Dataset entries
---*---

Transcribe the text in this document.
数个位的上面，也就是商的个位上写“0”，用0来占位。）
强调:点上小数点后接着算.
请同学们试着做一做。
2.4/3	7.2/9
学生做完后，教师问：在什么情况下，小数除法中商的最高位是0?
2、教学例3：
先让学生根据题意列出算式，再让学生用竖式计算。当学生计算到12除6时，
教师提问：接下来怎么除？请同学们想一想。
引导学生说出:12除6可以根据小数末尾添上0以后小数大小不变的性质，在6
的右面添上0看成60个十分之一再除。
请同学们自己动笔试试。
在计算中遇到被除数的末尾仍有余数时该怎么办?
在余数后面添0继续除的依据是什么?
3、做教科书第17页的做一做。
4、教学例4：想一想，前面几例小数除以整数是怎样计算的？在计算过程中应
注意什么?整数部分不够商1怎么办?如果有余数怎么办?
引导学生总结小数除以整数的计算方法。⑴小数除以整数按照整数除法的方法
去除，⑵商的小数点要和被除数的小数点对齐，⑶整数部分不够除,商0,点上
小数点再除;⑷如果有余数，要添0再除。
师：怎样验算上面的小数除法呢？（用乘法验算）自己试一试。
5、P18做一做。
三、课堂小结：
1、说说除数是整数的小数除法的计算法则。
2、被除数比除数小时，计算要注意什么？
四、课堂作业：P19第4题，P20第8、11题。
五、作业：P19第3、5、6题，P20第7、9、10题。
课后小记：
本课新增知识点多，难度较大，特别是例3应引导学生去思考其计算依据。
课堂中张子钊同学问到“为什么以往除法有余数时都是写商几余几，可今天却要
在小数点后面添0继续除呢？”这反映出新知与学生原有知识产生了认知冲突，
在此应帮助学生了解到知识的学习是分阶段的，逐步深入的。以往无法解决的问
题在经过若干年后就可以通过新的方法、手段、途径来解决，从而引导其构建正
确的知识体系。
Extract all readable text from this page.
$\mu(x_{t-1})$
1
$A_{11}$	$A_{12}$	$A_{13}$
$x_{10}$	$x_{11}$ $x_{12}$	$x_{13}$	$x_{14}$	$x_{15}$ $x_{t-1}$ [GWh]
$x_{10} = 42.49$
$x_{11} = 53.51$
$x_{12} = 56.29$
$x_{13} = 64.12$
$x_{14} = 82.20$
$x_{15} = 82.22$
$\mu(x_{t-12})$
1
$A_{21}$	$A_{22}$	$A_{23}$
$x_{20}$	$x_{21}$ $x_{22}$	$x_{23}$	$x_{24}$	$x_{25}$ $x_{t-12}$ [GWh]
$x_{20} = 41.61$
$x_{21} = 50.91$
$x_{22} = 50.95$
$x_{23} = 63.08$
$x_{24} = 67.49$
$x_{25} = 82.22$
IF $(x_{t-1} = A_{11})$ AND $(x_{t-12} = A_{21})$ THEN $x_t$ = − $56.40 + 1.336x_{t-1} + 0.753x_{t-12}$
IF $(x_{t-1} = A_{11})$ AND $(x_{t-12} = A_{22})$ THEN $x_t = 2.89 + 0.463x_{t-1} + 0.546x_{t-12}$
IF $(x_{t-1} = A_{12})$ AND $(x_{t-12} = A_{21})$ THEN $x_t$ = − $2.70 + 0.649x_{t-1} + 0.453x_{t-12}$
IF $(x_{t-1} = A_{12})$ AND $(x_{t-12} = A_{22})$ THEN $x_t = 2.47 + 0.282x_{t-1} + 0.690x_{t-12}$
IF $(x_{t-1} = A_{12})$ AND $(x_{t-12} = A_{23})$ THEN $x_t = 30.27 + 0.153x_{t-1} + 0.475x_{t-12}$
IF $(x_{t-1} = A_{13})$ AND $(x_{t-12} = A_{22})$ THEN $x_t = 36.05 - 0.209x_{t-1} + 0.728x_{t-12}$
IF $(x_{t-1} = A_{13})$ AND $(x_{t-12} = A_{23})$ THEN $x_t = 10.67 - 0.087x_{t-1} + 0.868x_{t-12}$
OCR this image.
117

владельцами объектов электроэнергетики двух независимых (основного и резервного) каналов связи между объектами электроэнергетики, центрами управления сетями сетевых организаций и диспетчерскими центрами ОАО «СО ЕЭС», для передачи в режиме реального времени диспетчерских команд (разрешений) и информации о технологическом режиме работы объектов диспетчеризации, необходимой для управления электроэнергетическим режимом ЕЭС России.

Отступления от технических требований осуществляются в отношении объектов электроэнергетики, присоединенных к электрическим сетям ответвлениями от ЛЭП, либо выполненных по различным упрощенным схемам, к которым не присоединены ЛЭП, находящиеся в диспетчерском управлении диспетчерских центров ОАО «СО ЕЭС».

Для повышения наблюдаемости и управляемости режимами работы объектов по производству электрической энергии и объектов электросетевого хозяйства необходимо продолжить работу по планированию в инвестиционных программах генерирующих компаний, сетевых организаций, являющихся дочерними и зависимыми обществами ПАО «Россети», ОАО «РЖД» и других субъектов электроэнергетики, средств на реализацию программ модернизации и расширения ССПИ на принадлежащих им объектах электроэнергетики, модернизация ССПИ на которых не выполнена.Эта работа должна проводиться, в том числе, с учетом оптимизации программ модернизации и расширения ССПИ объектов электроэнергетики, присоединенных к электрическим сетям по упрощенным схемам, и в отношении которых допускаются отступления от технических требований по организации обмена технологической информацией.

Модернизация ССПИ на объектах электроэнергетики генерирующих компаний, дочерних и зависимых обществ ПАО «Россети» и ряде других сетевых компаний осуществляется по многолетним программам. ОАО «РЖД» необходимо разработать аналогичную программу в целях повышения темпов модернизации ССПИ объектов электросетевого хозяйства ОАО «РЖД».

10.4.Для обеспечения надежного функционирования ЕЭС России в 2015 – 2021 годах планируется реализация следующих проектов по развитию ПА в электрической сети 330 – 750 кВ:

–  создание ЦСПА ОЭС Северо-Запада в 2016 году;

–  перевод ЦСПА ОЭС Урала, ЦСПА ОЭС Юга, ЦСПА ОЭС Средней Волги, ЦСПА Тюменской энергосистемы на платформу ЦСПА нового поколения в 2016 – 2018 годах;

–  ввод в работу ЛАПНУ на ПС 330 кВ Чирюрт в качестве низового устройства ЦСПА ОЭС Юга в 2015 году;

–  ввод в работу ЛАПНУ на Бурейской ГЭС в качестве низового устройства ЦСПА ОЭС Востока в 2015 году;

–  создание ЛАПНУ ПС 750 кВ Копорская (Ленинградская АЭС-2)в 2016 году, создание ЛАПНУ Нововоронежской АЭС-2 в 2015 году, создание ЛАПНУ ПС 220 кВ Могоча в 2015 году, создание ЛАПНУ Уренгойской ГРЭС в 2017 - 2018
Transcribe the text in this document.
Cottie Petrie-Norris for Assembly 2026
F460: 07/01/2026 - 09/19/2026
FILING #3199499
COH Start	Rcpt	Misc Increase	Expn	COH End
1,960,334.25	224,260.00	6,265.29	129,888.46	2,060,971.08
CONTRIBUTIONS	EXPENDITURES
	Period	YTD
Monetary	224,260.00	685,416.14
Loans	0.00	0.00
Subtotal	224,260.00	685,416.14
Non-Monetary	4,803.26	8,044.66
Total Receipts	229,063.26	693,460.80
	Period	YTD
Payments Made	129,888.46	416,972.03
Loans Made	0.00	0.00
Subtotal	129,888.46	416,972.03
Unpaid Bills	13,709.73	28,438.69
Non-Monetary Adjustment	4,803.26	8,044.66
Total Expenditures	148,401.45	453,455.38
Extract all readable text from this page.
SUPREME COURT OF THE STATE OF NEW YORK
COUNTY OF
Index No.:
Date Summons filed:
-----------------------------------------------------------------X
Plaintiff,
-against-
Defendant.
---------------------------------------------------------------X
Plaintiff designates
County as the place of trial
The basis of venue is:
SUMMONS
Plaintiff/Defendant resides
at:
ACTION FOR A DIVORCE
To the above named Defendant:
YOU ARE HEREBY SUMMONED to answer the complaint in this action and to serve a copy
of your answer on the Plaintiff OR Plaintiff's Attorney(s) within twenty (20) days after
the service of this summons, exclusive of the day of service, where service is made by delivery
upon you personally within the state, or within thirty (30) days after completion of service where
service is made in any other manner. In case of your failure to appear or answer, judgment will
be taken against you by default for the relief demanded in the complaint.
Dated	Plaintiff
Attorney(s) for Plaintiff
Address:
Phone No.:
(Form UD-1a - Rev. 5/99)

---*---

Directions for this task -
Pull out all lines containing "Defendant".

Written solution -
Defendant.
Plaintiff/Defendant resides
To the above named Defendant:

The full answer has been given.